▶ **SET PROBLEM**: Gather all lines containing the string "algo" and copy them out.

▶ **RECORDS FOR THE EXERCISE**:
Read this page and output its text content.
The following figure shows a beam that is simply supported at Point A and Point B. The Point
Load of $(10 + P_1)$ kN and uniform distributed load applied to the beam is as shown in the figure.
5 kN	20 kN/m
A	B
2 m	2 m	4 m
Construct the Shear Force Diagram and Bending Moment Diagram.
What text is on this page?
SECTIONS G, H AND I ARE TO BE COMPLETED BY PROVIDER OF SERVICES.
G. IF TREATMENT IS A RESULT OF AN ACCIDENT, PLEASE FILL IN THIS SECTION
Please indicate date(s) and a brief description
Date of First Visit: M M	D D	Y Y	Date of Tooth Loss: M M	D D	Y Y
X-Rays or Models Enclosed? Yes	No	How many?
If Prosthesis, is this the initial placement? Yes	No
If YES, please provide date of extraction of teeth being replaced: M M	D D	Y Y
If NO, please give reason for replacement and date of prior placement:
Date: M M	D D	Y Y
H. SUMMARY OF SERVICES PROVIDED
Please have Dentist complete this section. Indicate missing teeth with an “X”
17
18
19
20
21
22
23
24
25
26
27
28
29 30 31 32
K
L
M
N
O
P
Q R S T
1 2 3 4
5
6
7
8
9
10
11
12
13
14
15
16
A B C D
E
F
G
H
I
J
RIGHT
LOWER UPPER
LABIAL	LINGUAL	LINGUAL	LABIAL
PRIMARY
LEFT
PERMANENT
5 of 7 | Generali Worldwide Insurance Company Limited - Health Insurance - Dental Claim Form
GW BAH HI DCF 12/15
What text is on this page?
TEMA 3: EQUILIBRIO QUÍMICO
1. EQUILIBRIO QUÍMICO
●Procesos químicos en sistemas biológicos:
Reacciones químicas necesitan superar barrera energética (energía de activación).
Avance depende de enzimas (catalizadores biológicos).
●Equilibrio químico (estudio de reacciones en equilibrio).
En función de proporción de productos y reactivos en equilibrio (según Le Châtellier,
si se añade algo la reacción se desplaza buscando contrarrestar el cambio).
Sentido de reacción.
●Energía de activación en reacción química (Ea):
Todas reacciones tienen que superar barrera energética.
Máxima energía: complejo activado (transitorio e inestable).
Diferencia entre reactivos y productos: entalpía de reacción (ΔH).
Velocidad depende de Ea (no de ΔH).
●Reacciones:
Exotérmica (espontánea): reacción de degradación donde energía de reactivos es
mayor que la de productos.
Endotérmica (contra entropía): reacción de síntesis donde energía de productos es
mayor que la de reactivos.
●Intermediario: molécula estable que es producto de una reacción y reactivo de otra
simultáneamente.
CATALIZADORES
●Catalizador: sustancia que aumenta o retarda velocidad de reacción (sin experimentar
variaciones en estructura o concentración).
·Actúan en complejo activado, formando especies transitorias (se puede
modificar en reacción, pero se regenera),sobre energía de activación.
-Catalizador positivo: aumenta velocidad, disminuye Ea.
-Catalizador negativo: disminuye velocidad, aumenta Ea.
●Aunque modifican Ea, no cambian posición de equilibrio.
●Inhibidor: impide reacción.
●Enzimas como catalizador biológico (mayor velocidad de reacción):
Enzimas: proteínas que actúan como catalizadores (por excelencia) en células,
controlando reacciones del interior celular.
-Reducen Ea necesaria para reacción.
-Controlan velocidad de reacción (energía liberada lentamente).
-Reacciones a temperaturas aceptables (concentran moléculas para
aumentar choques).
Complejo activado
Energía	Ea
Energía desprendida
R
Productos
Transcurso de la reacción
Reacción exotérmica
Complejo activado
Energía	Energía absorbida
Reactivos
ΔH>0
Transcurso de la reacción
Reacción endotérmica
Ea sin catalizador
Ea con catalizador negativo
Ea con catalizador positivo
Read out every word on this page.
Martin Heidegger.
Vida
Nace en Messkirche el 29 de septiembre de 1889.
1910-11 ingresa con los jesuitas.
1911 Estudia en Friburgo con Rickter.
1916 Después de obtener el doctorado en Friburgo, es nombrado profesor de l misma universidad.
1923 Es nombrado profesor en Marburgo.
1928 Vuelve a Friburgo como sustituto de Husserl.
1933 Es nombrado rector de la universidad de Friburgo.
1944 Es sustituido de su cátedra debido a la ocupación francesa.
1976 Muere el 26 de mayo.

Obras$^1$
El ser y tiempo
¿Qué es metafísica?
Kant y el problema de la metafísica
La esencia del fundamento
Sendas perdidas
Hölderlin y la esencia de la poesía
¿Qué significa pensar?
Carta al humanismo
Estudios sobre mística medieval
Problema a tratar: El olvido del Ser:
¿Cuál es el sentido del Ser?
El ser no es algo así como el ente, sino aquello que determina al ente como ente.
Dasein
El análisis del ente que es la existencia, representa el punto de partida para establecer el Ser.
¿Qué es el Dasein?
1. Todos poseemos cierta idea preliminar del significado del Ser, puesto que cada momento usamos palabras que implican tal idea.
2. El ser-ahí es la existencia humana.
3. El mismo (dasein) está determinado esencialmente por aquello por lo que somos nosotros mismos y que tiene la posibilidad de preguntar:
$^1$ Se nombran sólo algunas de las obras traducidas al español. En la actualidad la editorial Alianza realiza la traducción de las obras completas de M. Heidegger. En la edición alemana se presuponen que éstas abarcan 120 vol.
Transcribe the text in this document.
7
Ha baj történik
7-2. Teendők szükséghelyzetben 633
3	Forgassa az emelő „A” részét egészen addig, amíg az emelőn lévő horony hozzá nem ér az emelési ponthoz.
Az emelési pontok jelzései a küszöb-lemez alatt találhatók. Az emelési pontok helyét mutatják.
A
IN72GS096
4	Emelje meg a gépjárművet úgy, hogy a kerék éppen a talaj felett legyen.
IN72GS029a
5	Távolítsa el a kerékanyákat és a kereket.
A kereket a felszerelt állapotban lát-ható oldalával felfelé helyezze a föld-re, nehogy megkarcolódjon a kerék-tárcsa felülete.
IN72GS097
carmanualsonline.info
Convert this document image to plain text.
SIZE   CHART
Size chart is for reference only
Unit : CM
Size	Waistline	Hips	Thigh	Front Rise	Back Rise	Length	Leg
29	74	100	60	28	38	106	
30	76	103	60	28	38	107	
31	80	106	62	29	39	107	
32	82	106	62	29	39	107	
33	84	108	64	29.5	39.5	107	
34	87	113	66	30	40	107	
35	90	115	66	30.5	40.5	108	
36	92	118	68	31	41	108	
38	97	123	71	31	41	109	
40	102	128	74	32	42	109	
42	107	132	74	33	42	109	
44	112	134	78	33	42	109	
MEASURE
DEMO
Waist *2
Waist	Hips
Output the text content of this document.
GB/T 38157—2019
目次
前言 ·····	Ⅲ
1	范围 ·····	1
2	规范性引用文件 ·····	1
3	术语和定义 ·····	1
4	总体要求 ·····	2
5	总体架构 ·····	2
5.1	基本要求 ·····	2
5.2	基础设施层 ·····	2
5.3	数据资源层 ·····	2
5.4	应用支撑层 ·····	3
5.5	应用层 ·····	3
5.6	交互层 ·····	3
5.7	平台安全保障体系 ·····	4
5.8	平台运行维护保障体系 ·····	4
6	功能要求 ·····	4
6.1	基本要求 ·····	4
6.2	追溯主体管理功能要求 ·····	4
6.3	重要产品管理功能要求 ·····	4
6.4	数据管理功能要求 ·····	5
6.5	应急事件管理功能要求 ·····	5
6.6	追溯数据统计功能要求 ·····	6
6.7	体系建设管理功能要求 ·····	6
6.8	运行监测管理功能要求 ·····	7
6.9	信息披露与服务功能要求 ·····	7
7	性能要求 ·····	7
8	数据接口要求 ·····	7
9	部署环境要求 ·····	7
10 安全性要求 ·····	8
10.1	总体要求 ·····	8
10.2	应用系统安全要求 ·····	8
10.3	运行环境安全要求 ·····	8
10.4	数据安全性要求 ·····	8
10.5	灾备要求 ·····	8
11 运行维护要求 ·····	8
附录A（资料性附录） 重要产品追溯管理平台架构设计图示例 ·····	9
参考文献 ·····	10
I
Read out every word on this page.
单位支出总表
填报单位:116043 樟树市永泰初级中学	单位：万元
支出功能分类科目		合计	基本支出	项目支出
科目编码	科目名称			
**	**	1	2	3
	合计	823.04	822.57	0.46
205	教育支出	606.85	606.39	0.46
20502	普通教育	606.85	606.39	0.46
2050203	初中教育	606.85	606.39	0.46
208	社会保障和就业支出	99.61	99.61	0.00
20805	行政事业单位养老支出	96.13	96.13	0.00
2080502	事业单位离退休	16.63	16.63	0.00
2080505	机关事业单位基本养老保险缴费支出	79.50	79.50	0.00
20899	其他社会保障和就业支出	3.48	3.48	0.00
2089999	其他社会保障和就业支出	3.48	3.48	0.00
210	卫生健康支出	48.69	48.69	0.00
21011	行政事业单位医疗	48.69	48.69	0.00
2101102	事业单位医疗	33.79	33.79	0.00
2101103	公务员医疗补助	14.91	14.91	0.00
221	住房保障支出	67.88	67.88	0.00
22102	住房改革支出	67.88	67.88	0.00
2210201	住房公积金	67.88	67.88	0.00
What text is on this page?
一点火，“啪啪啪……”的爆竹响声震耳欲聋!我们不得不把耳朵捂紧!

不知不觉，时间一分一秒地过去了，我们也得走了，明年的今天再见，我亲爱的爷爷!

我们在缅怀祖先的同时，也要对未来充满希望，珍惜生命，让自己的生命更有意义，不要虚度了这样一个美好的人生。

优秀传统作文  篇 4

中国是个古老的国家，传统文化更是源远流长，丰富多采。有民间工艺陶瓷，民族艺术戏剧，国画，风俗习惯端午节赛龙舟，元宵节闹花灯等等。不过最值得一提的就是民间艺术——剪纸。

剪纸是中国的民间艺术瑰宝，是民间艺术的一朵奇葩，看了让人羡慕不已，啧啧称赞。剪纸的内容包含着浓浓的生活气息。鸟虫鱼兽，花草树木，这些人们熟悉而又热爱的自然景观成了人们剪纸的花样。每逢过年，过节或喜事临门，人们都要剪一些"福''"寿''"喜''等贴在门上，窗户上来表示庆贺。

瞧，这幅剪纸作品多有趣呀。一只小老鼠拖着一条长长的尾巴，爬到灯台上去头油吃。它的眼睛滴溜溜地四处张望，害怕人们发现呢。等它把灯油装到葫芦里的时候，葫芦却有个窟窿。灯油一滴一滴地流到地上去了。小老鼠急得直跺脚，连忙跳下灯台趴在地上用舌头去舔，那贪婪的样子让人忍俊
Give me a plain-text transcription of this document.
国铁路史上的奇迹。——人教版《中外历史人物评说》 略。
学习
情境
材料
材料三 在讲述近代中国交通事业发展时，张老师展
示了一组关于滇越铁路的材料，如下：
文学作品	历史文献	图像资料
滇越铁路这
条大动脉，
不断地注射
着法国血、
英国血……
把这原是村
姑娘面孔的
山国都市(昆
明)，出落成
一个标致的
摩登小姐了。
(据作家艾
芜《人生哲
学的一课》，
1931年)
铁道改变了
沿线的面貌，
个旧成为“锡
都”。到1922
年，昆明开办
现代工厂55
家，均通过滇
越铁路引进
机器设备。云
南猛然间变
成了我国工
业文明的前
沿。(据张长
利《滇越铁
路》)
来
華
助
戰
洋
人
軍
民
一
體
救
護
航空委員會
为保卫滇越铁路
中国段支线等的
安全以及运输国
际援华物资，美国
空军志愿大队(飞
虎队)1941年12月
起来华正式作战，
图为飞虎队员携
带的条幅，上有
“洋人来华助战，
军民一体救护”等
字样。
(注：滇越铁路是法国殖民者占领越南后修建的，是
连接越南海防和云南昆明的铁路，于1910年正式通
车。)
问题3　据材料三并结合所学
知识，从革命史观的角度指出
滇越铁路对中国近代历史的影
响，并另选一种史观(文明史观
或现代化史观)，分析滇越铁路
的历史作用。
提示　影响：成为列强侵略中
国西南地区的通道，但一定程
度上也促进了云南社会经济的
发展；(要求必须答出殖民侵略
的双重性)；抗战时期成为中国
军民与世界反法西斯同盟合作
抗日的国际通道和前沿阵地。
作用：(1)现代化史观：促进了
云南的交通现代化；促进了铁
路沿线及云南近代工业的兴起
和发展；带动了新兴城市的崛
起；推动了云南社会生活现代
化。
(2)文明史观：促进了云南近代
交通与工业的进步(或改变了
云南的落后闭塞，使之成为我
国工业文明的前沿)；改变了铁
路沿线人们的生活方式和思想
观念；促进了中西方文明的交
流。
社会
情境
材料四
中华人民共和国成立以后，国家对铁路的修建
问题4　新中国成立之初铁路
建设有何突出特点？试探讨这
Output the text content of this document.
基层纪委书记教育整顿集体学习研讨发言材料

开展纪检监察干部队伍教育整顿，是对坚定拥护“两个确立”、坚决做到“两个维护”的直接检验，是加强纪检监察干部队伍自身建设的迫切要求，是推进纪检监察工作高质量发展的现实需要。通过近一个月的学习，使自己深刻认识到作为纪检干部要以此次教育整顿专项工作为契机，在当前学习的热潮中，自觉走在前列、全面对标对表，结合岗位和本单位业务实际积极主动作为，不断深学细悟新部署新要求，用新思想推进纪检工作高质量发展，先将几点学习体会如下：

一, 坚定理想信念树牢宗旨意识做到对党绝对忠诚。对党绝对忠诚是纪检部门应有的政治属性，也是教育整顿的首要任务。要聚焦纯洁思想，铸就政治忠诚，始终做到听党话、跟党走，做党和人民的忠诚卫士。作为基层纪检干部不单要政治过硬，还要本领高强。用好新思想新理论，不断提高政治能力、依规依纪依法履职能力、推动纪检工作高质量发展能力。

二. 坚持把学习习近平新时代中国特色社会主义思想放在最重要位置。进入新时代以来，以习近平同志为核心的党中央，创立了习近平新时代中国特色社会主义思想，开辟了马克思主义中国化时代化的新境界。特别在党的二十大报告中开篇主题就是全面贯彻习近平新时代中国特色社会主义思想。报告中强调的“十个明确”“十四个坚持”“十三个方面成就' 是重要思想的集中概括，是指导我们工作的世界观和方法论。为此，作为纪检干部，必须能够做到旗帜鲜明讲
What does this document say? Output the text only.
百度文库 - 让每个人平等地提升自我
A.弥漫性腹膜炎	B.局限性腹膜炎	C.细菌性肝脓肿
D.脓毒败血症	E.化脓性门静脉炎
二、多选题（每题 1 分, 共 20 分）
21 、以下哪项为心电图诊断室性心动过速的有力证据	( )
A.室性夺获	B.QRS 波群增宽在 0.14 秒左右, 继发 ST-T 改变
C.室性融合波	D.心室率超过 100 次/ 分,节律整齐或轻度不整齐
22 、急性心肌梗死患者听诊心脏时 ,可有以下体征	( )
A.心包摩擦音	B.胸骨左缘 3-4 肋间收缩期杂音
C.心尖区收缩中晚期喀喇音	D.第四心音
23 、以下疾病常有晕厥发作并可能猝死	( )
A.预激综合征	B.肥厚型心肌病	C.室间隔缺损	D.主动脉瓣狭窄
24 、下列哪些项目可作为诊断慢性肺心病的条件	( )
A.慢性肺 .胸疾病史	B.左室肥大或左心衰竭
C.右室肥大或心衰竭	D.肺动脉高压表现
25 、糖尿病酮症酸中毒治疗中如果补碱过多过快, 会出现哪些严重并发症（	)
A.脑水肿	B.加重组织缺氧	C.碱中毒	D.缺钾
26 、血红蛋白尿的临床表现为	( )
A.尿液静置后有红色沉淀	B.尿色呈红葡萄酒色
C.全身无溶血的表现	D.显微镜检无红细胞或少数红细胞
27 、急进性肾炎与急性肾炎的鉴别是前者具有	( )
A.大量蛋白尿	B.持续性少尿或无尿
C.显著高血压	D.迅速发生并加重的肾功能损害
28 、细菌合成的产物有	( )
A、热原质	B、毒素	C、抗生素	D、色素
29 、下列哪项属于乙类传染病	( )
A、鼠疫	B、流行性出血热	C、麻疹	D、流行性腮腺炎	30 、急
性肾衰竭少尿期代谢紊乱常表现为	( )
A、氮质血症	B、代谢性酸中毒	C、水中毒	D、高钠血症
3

▶ **IN RESPONSE**:
si se añade algo la reacción se desplaza buscando contrarrestar el cambio).
El ser no es algo así como el ente, sino aquello que determina al ente como ente.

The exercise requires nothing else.